[Exercise] Are you able to quote each entry exactly as written?

Stored entries:
►

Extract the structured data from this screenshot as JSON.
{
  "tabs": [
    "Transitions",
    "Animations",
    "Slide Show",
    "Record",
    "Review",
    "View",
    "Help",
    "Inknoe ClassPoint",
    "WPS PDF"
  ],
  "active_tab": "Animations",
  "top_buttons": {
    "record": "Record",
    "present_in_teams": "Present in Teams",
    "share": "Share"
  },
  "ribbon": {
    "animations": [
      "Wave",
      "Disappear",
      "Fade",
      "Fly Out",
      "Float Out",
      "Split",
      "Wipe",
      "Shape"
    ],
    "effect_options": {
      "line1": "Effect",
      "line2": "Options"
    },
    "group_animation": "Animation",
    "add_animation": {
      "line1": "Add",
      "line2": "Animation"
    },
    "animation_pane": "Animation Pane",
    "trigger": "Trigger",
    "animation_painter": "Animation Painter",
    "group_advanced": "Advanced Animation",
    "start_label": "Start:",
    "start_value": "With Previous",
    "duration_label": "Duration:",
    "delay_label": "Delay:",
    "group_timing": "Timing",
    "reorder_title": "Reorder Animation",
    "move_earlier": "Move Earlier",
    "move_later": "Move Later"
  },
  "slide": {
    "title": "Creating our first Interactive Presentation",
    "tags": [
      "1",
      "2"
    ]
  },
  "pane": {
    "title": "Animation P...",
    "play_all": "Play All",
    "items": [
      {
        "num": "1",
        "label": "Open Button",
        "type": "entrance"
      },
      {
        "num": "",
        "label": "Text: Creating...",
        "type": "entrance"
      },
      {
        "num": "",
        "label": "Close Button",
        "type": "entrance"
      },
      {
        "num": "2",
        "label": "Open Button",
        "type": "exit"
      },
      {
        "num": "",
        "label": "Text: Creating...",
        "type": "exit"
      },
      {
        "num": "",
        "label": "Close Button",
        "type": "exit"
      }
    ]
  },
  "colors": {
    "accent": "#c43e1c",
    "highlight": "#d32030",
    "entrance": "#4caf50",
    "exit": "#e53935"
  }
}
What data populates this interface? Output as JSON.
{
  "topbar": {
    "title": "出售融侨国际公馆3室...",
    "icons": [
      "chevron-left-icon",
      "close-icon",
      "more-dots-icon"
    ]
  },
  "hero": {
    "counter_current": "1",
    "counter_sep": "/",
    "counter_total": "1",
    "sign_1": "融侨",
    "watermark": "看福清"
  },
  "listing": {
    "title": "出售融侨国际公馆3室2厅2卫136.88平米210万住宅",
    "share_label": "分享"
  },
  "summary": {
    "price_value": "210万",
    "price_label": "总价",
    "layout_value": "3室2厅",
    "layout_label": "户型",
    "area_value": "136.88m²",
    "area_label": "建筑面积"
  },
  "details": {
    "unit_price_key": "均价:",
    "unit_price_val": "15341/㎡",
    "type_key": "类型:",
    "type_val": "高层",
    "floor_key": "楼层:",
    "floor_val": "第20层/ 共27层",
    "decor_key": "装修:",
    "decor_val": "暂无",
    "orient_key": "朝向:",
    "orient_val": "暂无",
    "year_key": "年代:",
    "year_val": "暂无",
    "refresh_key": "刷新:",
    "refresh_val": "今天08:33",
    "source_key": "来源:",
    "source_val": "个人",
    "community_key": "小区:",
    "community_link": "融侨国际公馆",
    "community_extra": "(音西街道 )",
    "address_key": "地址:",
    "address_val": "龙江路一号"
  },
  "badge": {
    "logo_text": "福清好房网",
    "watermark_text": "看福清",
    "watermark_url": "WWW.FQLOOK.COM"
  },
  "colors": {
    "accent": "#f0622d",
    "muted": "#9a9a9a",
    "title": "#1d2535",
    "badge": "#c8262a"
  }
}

◄

[Output for this task]
Extract the structured data from this screenshot as JSON.
{
  "tabs": [
    "Transitions",
    "Animations",
    "Slide Show",
    "Record",
    "Review",
    "View",
    "Help",
    "Inknoe ClassPoint",
    "WPS PDF"
  ],
  "active_tab": "Animations",
  "top_buttons": {
    "record": "Record",
    "present_in_teams": "Present in Teams",
    "share": "Share"
  },
  "ribbon": {
    "animations": [
      "Wave",
      "Disappear",
      "Fade",
      "Fly Out",
      "Float Out",
      "Split",
      "Wipe",
      "Shape"
    ],
    "effect_options": {
      "line1": "Effect",
      "line2": "Options"
    },
    "group_animation": "Animation",
    "add_animation": {
      "line1": "Add",
      "line2": "Animation"
    },
    "animation_pane": "Animation Pane",
    "trigger": "Trigger",
    "animation_painter": "Animation Painter",
    "group_advanced": "Advanced Animation",
    "start_label": "Start:",
    "start_value": "With Previous",
    "duration_label": "Duration:",
    "delay_label": "Delay:",
    "group_timing": "Timing",
    "reorder_title": "Reorder Animation",
    "move_earlier": "Move Earlier",
    "move_later": "Move Later"
  },
  "slide": {
    "title": "Creating our first Interactive Presentation",
    "tags": [
      "1",
      "2"
    ]
  },
  "pane": {
    "title": "Animation P...",
    "play_all": "Play All",
    "items": [
      {
        "num": "1",
        "label": "Open Button",
        "type": "entrance"
      },
      {
        "num": "",
        "label": "Text: Creating...",
        "type": "entrance"
      },
      {
        "num": "",
        "label": "Close Button",
        "type": "entrance"
      },
      {
        "num": "2",
        "label": "Open Button",
        "type": "exit"
      },
      {
        "num": "",
        "label": "Text: Creating...",
        "type": "exit"
      },
      {
        "num": "",
        "label": "Close Button",
        "type": "exit"
      }
    ]
  },
  "colors": {
    "accent": "#c43e1c",
    "highlight": "#d32030",
    "entrance": "#4caf50",
    "exit": "#e53935"
  }
}
What data populates this interface? Output as JSON.
{
  "topbar": {
    "title": "出售融侨国际公馆3室...",
    "icons": [
      "chevron-left-icon",
      "close-icon",
      "more-dots-icon"
    ]
  },
  "hero": {
    "counter_current": "1",
    "counter_sep": "/",
    "counter_total": "1",
    "sign_1": "融侨",
    "watermark": "看福清"
  },
  "listing": {
    "title": "出售融侨国际公馆3室2厅2卫136.88平米210万住宅",
    "share_label": "分享"
  },
  "summary": {
    "price_value": "210万",
    "price_label": "总价",
    "layout_value": "3室2厅",
    "layout_label": "户型",
    "area_value": "136.88m²",
    "area_label": "建筑面积"
  },
  "details": {
    "unit_price_key": "均价:",
    "unit_price_val": "15341/㎡",
    "type_key": "类型:",
    "type_val": "高层",
    "floor_key": "楼层:",
    "floor_val": "第20层/ 共27层",
    "decor_key": "装修:",
    "decor_val": "暂无",
    "orient_key": "朝向:",
    "orient_val": "暂无",
    "year_key": "年代:",
    "year_val": "暂无",
    "refresh_key": "刷新:",
    "refresh_val": "今天08:33",
    "source_key": "来源:",
    "source_val": "个人",
    "community_key": "小区:",
    "community_link": "融侨国际公馆",
    "community_extra": "(音西街道 )",
    "address_key": "地址:",
    "address_val": "龙江路一号"
  },
  "badge": {
    "logo_text": "福清好房网",
    "watermark_text": "看福清",
    "watermark_url": "WWW.FQLOOK.COM"
  },
  "colors": {
    "accent": "#f0622d",
    "muted": "#9a9a9a",
    "title": "#1d2535",
    "badge": "#c8262a"
  }
}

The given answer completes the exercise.